• EXERCISE INSTRUCTIONS:
Lines that hold the string "неодобрения" are to be counted; give only their number.

··· EXERCISE INPUT

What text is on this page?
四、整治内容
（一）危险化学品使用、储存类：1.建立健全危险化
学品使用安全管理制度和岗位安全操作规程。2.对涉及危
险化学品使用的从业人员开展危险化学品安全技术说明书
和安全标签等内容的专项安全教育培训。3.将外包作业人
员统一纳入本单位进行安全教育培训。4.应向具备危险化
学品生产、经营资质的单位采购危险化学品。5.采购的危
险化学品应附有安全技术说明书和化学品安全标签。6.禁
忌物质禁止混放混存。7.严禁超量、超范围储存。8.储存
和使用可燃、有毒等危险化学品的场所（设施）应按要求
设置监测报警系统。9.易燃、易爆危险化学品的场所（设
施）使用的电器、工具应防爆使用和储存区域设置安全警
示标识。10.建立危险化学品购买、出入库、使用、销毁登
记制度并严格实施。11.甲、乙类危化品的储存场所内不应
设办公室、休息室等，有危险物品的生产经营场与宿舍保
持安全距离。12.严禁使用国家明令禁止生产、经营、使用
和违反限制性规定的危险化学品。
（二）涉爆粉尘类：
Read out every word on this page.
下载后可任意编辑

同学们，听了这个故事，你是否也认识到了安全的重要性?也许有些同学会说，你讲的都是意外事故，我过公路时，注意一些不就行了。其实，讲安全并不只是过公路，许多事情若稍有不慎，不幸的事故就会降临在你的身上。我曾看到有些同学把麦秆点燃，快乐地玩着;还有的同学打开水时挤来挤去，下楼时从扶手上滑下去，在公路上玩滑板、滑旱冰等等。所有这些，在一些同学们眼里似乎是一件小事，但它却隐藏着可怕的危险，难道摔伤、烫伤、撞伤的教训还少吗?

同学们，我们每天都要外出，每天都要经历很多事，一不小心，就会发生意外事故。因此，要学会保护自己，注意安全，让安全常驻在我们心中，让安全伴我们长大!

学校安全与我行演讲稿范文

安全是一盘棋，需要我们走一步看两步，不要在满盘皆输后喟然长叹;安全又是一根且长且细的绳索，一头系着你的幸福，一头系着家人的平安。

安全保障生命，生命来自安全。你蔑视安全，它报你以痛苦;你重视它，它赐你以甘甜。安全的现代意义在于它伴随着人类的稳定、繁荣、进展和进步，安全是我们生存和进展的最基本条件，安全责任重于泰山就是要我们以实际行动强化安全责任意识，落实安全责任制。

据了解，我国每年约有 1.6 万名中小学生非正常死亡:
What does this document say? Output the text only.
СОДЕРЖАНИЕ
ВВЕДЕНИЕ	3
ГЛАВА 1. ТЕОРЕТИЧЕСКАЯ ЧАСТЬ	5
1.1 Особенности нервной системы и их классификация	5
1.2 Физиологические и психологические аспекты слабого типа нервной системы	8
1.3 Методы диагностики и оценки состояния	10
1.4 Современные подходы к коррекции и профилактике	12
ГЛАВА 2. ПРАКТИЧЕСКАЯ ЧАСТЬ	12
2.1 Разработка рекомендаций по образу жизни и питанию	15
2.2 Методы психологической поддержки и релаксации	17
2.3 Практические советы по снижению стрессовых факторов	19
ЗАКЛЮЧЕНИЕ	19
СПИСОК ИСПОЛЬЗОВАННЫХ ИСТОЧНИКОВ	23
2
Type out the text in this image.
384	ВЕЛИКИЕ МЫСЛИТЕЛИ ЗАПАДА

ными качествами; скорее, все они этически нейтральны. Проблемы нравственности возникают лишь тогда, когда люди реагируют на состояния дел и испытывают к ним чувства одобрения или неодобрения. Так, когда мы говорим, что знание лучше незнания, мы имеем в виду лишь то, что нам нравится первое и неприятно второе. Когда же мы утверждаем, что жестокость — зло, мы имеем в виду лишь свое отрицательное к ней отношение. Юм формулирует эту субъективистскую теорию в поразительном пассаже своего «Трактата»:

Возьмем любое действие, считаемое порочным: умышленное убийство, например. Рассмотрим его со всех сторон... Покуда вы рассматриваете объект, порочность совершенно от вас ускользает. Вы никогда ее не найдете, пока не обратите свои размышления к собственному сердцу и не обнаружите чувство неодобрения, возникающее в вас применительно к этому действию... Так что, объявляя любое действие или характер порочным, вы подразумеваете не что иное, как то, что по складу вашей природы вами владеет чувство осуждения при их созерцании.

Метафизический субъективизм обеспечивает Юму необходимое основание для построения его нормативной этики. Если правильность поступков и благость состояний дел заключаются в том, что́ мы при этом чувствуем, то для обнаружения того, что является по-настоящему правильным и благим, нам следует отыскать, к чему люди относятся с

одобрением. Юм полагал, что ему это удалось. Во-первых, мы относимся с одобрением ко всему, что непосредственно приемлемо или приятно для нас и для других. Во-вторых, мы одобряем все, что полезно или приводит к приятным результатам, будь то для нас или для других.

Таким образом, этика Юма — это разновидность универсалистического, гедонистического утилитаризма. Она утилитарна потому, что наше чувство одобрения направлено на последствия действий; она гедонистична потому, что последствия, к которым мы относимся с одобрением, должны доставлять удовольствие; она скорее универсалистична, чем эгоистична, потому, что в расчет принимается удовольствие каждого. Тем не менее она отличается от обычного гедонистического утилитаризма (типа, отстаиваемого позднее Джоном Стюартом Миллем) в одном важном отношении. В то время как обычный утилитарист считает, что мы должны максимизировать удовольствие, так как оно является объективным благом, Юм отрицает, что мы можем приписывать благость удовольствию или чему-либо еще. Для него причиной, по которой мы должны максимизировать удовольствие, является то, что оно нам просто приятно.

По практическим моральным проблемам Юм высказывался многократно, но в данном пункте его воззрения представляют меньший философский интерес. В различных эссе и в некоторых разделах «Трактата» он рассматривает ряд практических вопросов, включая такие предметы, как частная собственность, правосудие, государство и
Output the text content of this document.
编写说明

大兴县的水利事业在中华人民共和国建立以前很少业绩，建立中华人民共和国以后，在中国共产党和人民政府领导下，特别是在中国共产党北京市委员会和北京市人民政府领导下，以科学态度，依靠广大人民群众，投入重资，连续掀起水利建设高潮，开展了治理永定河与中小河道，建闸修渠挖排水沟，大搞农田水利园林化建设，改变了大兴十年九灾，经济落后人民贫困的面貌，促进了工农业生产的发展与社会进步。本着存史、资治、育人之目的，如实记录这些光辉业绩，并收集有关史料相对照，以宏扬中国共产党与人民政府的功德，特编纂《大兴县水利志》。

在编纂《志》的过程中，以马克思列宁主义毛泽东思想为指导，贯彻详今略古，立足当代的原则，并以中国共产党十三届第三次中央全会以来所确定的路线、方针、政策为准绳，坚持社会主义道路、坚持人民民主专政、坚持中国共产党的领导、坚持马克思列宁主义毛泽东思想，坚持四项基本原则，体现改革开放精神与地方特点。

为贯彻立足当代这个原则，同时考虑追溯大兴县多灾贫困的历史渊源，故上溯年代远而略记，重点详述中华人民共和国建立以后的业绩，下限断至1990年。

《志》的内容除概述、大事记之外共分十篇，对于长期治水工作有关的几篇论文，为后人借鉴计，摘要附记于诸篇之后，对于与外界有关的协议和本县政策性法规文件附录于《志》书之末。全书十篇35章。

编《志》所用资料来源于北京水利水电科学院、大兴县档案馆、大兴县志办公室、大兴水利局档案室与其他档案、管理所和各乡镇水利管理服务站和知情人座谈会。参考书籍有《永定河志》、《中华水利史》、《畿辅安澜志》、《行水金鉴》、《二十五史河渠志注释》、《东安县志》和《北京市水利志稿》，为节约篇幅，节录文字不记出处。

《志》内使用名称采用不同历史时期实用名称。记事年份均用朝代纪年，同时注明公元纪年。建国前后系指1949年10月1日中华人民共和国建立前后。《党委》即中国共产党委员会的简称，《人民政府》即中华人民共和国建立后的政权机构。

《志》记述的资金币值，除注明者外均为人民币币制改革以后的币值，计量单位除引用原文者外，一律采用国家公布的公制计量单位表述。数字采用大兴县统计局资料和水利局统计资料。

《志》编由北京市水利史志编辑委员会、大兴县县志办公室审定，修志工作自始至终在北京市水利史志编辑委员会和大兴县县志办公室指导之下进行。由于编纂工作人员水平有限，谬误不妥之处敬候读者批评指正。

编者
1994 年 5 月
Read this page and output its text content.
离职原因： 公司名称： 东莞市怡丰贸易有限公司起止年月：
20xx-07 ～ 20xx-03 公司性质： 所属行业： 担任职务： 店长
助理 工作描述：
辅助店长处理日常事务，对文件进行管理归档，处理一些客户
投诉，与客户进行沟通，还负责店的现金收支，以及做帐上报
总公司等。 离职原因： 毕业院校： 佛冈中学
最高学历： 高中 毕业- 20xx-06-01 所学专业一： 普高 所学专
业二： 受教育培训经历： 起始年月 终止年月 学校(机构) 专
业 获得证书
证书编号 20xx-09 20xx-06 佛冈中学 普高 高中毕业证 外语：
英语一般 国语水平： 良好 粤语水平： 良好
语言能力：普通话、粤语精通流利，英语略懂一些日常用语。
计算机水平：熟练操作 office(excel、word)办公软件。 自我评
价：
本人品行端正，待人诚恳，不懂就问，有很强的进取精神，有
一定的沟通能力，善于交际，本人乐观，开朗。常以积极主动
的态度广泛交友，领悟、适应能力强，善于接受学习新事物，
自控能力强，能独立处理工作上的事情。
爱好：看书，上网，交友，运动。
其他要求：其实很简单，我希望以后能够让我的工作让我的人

······

• RESULT OF THE TASK:
2